▸ **Document section**:
He was 9 1/2 years old, and a cross of great dane/rottie/lab. He was our baby and protected us to know end. He is so sadly missed by all of us and we will love him forever.

Please forgive me for typo's its hard to see through the tears.

In January he had to have his tail partially amputated and at that time we didn't think he would make it b/c the tail wouldn't heal, but he fought back for us and did. The hair had finally grown in.

RIP my baby - mommy will always love you.

Here is a couple of shots of him.

*On our bed - his favourite spot*










*To get our attention or if he was mad at us this is what he would do*










*A close up of his head*


----------



## Tn23 (Apr 21, 2010)

Sorry to hear about your loss, RIP Kimo


----------



## onefishtwofish (Apr 21, 2010)

oh...so sorry Kim. your love for him was evident even on the few times i saw you guys together.


----------



## eternity302 (Apr 22, 2010)

I'm so sorry to hear that!
But i'm sure he's not suffering nemore, he's in a better place now!
Keep in mind, you made the best decision you could of! =) And i'm sure he knows it!


----------



## crazy72 (Apr 22, 2010)

Very sorry for your loss. This is rough. He was a beautiful dog, and obviously much loved. RIP Kimo.


----------



## bigfry (Apr 21, 2010)

Very sorry to hear about your loss. RIP Kimo.


----------



## fraggalrock (Apr 21, 2010)

Rest in peace sweet Kimo...



Just this side of heaven is a place called Rainbow Bridge. 
When an animal dies that has been especially close to someone here, that pet goes to Rainbow Bridge. There are meadows and hills for all of our special friends so they can run and play together. There is plenty of food, water and sunshine, and our friends are warm and comfortable.

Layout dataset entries

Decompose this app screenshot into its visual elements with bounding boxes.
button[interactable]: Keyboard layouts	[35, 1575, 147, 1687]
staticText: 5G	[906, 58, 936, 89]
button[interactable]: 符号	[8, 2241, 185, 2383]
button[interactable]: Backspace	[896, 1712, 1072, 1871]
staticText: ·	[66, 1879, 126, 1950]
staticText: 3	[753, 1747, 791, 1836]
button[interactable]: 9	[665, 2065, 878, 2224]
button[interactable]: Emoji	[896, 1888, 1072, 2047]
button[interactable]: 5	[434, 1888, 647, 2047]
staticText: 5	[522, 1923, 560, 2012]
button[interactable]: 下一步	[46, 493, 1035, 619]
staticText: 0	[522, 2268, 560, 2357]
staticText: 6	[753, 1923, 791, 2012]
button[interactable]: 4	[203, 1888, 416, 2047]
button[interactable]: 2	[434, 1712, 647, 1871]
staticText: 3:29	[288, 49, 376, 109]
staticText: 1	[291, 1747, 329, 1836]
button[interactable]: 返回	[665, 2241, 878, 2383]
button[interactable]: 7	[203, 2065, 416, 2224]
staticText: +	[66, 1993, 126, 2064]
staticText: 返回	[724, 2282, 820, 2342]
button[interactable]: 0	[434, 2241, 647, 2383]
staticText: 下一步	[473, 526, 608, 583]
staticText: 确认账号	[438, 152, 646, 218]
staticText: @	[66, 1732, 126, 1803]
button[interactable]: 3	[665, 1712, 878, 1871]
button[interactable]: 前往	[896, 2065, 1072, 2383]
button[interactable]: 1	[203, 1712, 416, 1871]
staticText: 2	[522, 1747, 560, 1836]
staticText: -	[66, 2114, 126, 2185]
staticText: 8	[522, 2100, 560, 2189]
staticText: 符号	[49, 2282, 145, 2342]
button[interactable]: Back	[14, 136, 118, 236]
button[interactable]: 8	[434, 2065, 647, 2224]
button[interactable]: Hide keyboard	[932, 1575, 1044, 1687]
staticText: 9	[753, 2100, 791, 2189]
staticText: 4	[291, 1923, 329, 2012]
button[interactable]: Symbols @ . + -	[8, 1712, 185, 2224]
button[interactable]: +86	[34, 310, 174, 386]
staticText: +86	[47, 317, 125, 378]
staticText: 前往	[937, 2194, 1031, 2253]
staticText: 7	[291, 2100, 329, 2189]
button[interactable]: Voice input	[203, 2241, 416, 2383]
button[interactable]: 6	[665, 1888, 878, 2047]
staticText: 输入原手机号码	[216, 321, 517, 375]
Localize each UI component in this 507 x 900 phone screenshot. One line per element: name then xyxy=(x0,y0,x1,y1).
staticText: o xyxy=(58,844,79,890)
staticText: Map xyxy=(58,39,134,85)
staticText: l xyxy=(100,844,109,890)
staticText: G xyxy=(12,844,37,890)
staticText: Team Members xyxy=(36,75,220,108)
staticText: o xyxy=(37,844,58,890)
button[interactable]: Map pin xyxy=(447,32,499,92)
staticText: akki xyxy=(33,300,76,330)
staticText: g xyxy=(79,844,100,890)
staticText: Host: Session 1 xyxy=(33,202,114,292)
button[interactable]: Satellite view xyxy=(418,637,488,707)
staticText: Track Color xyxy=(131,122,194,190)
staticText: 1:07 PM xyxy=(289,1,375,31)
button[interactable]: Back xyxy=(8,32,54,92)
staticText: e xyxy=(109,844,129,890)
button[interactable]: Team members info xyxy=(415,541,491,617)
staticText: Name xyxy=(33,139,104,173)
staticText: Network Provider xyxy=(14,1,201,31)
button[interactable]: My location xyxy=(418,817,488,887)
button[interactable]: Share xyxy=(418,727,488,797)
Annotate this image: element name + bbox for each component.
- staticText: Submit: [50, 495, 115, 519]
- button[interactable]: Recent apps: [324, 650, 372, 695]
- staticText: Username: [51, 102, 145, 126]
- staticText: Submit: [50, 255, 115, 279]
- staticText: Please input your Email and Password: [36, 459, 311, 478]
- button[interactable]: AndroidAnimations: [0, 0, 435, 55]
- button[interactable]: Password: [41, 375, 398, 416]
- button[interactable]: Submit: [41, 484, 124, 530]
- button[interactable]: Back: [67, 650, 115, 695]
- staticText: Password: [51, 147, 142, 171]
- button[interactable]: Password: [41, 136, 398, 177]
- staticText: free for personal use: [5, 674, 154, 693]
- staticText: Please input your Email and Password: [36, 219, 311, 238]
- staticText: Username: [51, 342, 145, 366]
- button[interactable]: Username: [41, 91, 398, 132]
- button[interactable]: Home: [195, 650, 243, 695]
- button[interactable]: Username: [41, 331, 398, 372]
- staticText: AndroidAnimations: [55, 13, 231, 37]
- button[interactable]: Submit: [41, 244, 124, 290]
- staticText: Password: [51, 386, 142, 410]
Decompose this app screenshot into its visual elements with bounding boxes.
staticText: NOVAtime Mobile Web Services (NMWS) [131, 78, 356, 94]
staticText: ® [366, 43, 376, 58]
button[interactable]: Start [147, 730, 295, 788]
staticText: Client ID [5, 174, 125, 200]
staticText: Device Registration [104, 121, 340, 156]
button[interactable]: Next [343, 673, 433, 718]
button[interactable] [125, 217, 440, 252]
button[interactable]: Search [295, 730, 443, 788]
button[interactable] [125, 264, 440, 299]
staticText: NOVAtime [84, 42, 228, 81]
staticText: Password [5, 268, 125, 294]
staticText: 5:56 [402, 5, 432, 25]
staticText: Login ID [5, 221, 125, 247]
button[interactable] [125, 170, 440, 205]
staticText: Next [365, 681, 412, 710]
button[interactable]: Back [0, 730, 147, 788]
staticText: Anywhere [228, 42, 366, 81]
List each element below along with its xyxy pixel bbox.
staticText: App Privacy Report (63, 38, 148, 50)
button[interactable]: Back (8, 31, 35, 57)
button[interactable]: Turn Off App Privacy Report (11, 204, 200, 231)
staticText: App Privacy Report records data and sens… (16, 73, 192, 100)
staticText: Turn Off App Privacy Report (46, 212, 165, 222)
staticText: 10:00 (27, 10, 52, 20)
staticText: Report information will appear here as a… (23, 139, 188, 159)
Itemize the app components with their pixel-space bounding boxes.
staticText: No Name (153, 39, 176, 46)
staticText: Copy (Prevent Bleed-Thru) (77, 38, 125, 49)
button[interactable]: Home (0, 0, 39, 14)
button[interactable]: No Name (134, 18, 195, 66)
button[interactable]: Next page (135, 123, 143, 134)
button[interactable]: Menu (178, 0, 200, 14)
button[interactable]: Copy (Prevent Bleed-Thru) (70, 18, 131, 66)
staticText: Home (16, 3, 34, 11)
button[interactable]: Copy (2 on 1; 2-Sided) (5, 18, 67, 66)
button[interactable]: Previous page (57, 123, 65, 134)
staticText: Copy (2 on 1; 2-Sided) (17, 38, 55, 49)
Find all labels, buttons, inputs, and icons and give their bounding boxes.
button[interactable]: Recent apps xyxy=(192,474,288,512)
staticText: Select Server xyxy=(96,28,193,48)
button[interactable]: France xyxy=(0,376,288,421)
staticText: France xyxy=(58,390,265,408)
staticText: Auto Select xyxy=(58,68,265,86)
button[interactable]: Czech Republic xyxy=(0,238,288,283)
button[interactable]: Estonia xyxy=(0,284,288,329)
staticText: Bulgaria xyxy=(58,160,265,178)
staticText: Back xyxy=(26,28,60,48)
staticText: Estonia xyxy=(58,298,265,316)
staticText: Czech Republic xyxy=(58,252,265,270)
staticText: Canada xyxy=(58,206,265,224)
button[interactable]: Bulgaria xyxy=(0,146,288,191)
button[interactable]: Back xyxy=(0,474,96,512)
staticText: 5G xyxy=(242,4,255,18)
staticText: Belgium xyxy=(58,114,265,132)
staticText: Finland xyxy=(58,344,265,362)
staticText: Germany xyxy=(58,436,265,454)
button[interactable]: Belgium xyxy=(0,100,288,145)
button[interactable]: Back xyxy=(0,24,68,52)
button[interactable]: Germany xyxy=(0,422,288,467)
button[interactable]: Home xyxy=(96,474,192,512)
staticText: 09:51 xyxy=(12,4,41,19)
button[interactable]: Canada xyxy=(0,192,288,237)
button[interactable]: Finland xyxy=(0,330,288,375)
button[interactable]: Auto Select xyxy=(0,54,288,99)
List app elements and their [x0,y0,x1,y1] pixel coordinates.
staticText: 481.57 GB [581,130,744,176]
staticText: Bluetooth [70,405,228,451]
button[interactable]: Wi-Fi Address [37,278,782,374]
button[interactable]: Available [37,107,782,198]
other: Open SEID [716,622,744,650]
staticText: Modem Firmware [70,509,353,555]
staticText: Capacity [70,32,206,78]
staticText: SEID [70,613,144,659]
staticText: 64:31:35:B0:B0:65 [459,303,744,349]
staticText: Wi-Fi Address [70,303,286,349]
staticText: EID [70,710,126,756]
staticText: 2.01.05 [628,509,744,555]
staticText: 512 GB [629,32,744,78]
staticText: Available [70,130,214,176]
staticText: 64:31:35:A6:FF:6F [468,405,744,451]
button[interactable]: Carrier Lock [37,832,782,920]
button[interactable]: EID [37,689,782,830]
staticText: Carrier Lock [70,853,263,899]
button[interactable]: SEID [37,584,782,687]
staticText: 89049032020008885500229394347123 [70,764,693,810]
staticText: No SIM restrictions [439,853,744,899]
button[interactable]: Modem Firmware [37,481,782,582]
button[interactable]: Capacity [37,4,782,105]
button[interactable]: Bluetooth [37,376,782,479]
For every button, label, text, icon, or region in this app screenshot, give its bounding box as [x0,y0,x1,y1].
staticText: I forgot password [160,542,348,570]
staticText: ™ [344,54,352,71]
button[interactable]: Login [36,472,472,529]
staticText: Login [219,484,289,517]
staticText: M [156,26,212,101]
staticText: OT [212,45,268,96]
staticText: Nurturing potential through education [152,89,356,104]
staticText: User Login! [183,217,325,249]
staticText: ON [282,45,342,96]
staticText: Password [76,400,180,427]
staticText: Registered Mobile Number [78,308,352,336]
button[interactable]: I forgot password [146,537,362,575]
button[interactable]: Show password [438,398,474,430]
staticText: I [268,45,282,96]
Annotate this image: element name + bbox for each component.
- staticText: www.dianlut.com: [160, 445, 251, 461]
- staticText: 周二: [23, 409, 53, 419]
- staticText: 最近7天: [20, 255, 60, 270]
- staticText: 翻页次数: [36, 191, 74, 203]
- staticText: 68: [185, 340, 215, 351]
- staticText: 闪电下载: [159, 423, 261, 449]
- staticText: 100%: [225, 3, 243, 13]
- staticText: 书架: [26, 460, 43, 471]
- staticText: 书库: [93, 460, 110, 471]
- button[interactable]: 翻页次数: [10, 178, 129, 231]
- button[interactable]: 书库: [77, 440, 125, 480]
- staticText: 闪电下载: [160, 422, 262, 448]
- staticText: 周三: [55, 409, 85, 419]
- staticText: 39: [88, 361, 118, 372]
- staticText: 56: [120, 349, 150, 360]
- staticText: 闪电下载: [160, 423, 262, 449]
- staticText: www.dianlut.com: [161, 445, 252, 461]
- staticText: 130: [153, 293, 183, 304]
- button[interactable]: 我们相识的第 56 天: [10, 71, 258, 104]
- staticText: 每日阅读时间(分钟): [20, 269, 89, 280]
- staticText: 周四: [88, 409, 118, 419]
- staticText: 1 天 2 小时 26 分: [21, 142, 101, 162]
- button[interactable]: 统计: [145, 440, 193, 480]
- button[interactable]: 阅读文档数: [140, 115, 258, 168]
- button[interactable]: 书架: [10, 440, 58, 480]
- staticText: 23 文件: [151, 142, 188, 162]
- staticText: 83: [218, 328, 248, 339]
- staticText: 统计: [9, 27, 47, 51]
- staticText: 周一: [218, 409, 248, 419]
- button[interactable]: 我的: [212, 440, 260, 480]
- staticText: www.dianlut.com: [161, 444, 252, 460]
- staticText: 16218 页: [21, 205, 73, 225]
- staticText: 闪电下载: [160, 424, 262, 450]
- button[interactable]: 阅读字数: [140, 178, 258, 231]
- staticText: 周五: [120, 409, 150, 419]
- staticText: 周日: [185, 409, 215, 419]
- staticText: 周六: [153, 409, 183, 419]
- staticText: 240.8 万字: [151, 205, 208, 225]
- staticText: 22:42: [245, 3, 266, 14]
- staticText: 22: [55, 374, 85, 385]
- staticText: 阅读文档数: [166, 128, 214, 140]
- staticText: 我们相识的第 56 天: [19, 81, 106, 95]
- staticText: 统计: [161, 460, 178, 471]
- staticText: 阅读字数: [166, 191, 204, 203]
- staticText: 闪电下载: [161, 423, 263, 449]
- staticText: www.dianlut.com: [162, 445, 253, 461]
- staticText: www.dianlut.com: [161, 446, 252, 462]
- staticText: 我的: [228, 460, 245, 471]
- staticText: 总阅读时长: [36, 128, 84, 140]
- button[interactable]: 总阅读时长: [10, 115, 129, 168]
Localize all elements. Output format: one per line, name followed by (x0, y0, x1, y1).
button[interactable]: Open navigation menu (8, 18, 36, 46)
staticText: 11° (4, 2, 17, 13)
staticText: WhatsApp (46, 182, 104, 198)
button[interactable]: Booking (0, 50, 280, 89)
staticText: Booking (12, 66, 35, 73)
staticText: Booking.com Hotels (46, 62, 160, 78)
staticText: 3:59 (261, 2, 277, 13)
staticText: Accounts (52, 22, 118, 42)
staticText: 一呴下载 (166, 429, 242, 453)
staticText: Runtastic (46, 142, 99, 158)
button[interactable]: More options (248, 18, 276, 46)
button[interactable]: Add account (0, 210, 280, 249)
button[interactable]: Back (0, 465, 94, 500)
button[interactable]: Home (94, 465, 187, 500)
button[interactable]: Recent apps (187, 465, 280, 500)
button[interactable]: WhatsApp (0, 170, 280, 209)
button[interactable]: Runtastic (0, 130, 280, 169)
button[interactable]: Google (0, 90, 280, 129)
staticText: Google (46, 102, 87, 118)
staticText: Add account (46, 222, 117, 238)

▸ **To do**: Reproduce the forum thread about Kimo word for word, from start to finish. Rely on nothing but the forum thread about Kimo.

▸ **Worked solution**:
He was 9 1/2 years old, and a cross of great dane/rottie/lab. He was our baby and protected us to know end. He is so sadly missed by all of us and we will love him forever.

Please forgive me for typo's its hard to see through the tears.

In January he had to have his tail partially amputated and at that time we didn't think he would make it b/c the tail wouldn't heal, but he fought back for us and did. The hair had finally grown in.

RIP my baby - mommy will always love you.

Here is a couple of shots of him.

*On our bed - his favourite spot*










*To get our attention or if he was mad at us this is what he would do*










*A close up of his head*


----------



## Tn23 (Apr 21, 2010)

Sorry to hear about your loss, RIP Kimo


----------



## onefishtwofish (Apr 21, 2010)

oh...so sorry Kim. your love for him was evident even on the few times i saw you guys together.


----------



## eternity302 (Apr 22, 2010)

I'm so sorry to hear that!
But i'm sure he's not suffering nemore, he's in a better place now!
Keep in mind, you made the best decision you could of! =) And i'm sure he knows it!


----------



## crazy72 (Apr 22, 2010)

Very sorry for your loss. This is rough. He was a beautiful dog, and obviously much loved. RIP Kimo.


----------



## bigfry (Apr 21, 2010)

Very sorry to hear about your loss. RIP Kimo.


----------



## fraggalrock (Apr 21, 2010)

Rest in peace sweet Kimo...



Just this side of heaven is a place called Rainbow Bridge. 
When an animal dies that has been especially close to someone here, that pet goes to Rainbow Bridge. There are meadows and hills for all of our special friends so they can run and play together. There is plenty of food, water and sunshine, and our friends are warm and comfortable.